** START OF Material to process **

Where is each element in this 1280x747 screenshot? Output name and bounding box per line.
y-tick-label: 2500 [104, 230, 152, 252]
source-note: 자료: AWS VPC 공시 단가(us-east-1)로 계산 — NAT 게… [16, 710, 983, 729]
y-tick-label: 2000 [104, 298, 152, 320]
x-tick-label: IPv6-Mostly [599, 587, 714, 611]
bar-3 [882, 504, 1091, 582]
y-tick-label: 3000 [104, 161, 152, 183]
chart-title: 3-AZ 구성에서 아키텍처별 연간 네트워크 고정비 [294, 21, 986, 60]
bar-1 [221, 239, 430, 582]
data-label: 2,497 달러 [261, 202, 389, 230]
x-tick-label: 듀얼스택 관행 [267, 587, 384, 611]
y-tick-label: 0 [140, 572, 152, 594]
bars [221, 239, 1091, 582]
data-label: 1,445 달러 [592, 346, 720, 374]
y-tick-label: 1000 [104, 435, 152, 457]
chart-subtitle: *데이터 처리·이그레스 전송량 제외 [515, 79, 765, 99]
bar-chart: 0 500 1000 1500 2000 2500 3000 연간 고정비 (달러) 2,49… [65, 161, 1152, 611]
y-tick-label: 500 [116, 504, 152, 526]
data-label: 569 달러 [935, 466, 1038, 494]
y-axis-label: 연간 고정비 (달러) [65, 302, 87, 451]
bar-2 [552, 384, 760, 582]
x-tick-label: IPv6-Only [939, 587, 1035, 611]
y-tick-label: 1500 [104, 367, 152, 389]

** END OF Material to process **

(The request): Copy out every line of the rows above verbatim, without altering a single character.

(Reply to the exercise):
Where is each element in this 1280x747 screenshot? Output name and bounding box per line.
y-tick-label: 2500 [104, 230, 152, 252]
source-note: 자료: AWS VPC 공시 단가(us-east-1)로 계산 — NAT 게… [16, 710, 983, 729]
y-tick-label: 2000 [104, 298, 152, 320]
x-tick-label: IPv6-Mostly [599, 587, 714, 611]
bar-3 [882, 504, 1091, 582]
y-tick-label: 3000 [104, 161, 152, 183]
chart-title: 3-AZ 구성에서 아키텍처별 연간 네트워크 고정비 [294, 21, 986, 60]
bar-1 [221, 239, 430, 582]
data-label: 2,497 달러 [261, 202, 389, 230]
x-tick-label: 듀얼스택 관행 [267, 587, 384, 611]
y-tick-label: 0 [140, 572, 152, 594]
bars [221, 239, 1091, 582]
data-label: 1,445 달러 [592, 346, 720, 374]
y-tick-label: 1000 [104, 435, 152, 457]
chart-subtitle: *데이터 처리·이그레스 전송량 제외 [515, 79, 765, 99]
bar-chart: 0 500 1000 1500 2000 2500 3000 연간 고정비 (달러) 2,49… [65, 161, 1152, 611]
y-tick-label: 500 [116, 504, 152, 526]
data-label: 569 달러 [935, 466, 1038, 494]
y-axis-label: 연간 고정비 (달러) [65, 302, 87, 451]
bar-2 [552, 384, 760, 582]
x-tick-label: IPv6-Only [939, 587, 1035, 611]
y-tick-label: 1500 [104, 367, 152, 389]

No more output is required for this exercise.